**EXERCISE TASK**.
Copy every entry word for word. Skip the pictures.

== GIVEN ENTRIES ==

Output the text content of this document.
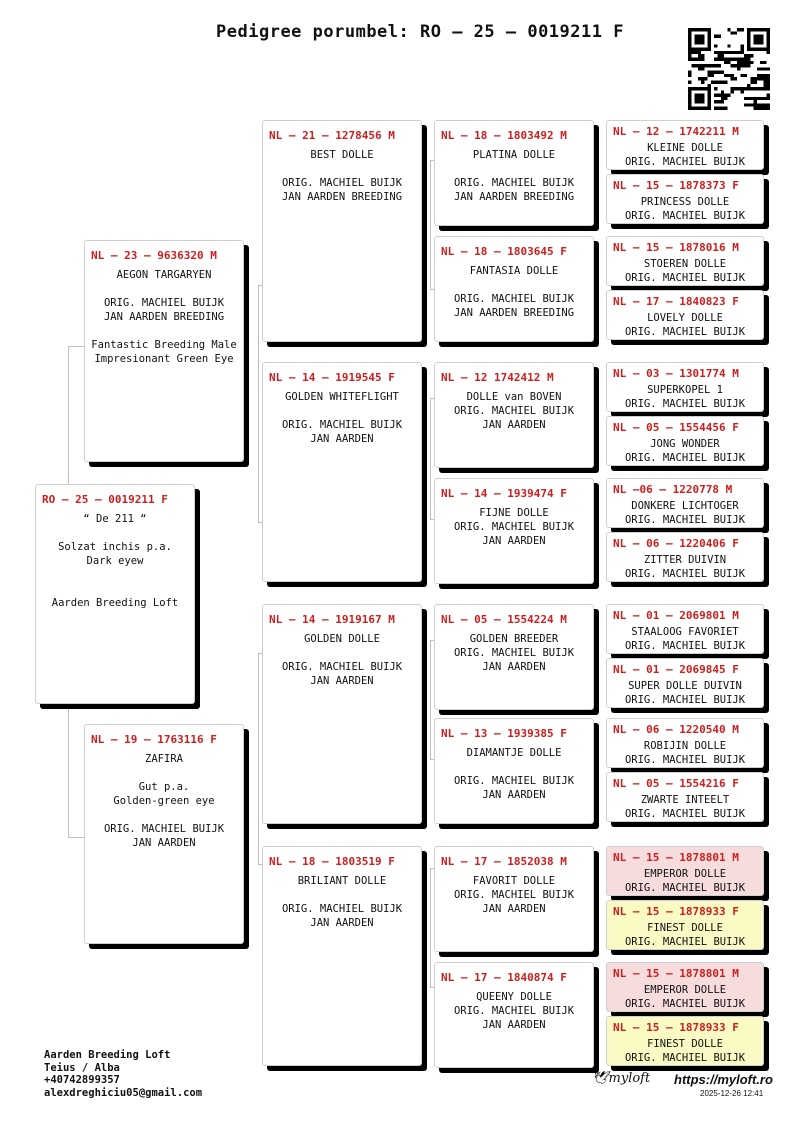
Pedigree porumbel: RO – 25 – 0019211 F
RO – 25 – 0019211 F
“ De 211 “
Solzat inchis p.a.
Dark eyew
Aarden Breeding Loft
NL – 23 – 9636320 M
AEGON TARGARYEN
ORIG. MACHIEL BUIJK
JAN AARDEN BREEDING
Fantastic Breeding Male
Impresionant Green Eye
NL – 19 – 1763116 F
ZAFIRA
Gut p.a.
Golden-green eye
ORIG. MACHIEL BUIJK
JAN AARDEN
NL – 21 – 1278456 M
BEST DOLLE
ORIG. MACHIEL BUIJK
JAN AARDEN BREEDING
NL – 14 – 1919545 F
GOLDEN WHITEFLIGHT
ORIG. MACHIEL BUIJK
JAN AARDEN
NL – 14 – 1919167 M
GOLDEN DOLLE
ORIG. MACHIEL BUIJK
JAN AARDEN
NL – 18 – 1803519 F
BRILIANT DOLLE
ORIG. MACHIEL BUIJK
JAN AARDEN
NL – 18 – 1803492 M
PLATINA DOLLE
ORIG. MACHIEL BUIJK
JAN AARDEN BREEDING
NL – 18 – 1803645 F
FANTASIA DOLLE
ORIG. MACHIEL BUIJK
JAN AARDEN BREEDING
NL – 12 1742412 M
DOLLE van BOVEN
ORIG. MACHIEL BUIJK
JAN AARDEN
NL – 14 – 1939474 F
FIJNE DOLLE
ORIG. MACHIEL BUIJK
JAN AARDEN
NL – 05 – 1554224 M
GOLDEN BREEDER
ORIG. MACHIEL BUIJK
JAN AARDEN
NL – 13 – 1939385 F
DIAMANTJE DOLLE
ORIG. MACHIEL BUIJK
JAN AARDEN
NL – 17 – 1852038 M
FAVORIT DOLLE
ORIG. MACHIEL BUIJK
JAN AARDEN
NL – 17 – 1840874 F
QUEENY DOLLE
ORIG. MACHIEL BUIJK
JAN AARDEN
NL – 12 – 1742211 M
KLEINE DOLLE
ORIG. MACHIEL BUIJK
NL – 15 – 1878373 F
PRINCESS DOLLE
ORIG. MACHIEL BUIJK
NL – 15 – 1878016 M
STOEREN DOLLE
ORIG. MACHIEL BUIJK
NL – 17 – 1840823 F
LOVELY DOLLE
ORIG. MACHIEL BUIJK
NL – 03 – 1301774 M
SUPERKOPEL 1
ORIG. MACHIEL BUIJK
NL – 05 – 1554456 F
JONG WONDER
ORIG. MACHIEL BUIJK
NL –06 – 1220778 M
DONKERE LICHTOGER
ORIG. MACHIEL BUIJK
NL – 06 – 1220406 F
ZITTER DUIVIN
ORIG. MACHIEL BUIJK
NL – 01 – 2069801 M
STAALOOG FAVORIET
ORIG. MACHIEL BUIJK
NL – 01 – 2069845 F
SUPER DOLLE DUIVIN
ORIG. MACHIEL BUIJK
NL – 06 – 1220540 M
ROBIJIN DOLLE
ORIG. MACHIEL BUIJK
NL – 05 – 1554216 F
ZWARTE INTEELT
ORIG. MACHIEL BUIJK
NL – 15 – 1878801 M
EMPEROR DOLLE
ORIG. MACHIEL BUIJK
NL – 15 – 1878933 F
FINEST DOLLE
ORIG. MACHIEL BUIJK
NL – 15 – 1878801 M
EMPEROR DOLLE
ORIG. MACHIEL BUIJK
NL – 15 – 1878933 F
FINEST DOLLE
ORIG. MACHIEL BUIJK
Aarden Breeding Loft
Teius / Alba
+40742899357
alexdreghiciu05@gmail.com
🕊myloft https://myloft.ro
2025-12-26 12:41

===

**OUTPUT OF THE TASK**.
Output the text content of this document.
Pedigree porumbel: RO – 25 – 0019211 F
RO – 25 – 0019211 F
“ De 211 “
Solzat inchis p.a.
Dark eyew
Aarden Breeding Loft
NL – 23 – 9636320 M
AEGON TARGARYEN
ORIG. MACHIEL BUIJK
JAN AARDEN BREEDING
Fantastic Breeding Male
Impresionant Green Eye
NL – 19 – 1763116 F
ZAFIRA
Gut p.a.
Golden-green eye
ORIG. MACHIEL BUIJK
JAN AARDEN
NL – 21 – 1278456 M
BEST DOLLE
ORIG. MACHIEL BUIJK
JAN AARDEN BREEDING
NL – 14 – 1919545 F
GOLDEN WHITEFLIGHT
ORIG. MACHIEL BUIJK
JAN AARDEN
NL – 14 – 1919167 M
GOLDEN DOLLE
ORIG. MACHIEL BUIJK
JAN AARDEN
NL – 18 – 1803519 F
BRILIANT DOLLE
ORIG. MACHIEL BUIJK
JAN AARDEN
NL – 18 – 1803492 M
PLATINA DOLLE
ORIG. MACHIEL BUIJK
JAN AARDEN BREEDING
NL – 18 – 1803645 F
FANTASIA DOLLE
ORIG. MACHIEL BUIJK
JAN AARDEN BREEDING
NL – 12 1742412 M
DOLLE van BOVEN
ORIG. MACHIEL BUIJK
JAN AARDEN
NL – 14 – 1939474 F
FIJNE DOLLE
ORIG. MACHIEL BUIJK
JAN AARDEN
NL – 05 – 1554224 M
GOLDEN BREEDER
ORIG. MACHIEL BUIJK
JAN AARDEN
NL – 13 – 1939385 F
DIAMANTJE DOLLE
ORIG. MACHIEL BUIJK
JAN AARDEN
NL – 17 – 1852038 M
FAVORIT DOLLE
ORIG. MACHIEL BUIJK
JAN AARDEN
NL – 17 – 1840874 F
QUEENY DOLLE
ORIG. MACHIEL BUIJK
JAN AARDEN
NL – 12 – 1742211 M
KLEINE DOLLE
ORIG. MACHIEL BUIJK
NL – 15 – 1878373 F
PRINCESS DOLLE
ORIG. MACHIEL BUIJK
NL – 15 – 1878016 M
STOEREN DOLLE
ORIG. MACHIEL BUIJK
NL – 17 – 1840823 F
LOVELY DOLLE
ORIG. MACHIEL BUIJK
NL – 03 – 1301774 M
SUPERKOPEL 1
ORIG. MACHIEL BUIJK
NL – 05 – 1554456 F
JONG WONDER
ORIG. MACHIEL BUIJK
NL –06 – 1220778 M
DONKERE LICHTOGER
ORIG. MACHIEL BUIJK
NL – 06 – 1220406 F
ZITTER DUIVIN
ORIG. MACHIEL BUIJK
NL – 01 – 2069801 M
STAALOOG FAVORIET
ORIG. MACHIEL BUIJK
NL – 01 – 2069845 F
SUPER DOLLE DUIVIN
ORIG. MACHIEL BUIJK
NL – 06 – 1220540 M
ROBIJIN DOLLE
ORIG. MACHIEL BUIJK
NL – 05 – 1554216 F
ZWARTE INTEELT
ORIG. MACHIEL BUIJK
NL – 15 – 1878801 M
EMPEROR DOLLE
ORIG. MACHIEL BUIJK
NL – 15 – 1878933 F
FINEST DOLLE
ORIG. MACHIEL BUIJK
NL – 15 – 1878801 M
EMPEROR DOLLE
ORIG. MACHIEL BUIJK
NL – 15 – 1878933 F
FINEST DOLLE
ORIG. MACHIEL BUIJK
Aarden Breeding Loft
Teius / Alba
+40742899357
alexdreghiciu05@gmail.com
🕊myloft https://myloft.ro
2025-12-26 12:41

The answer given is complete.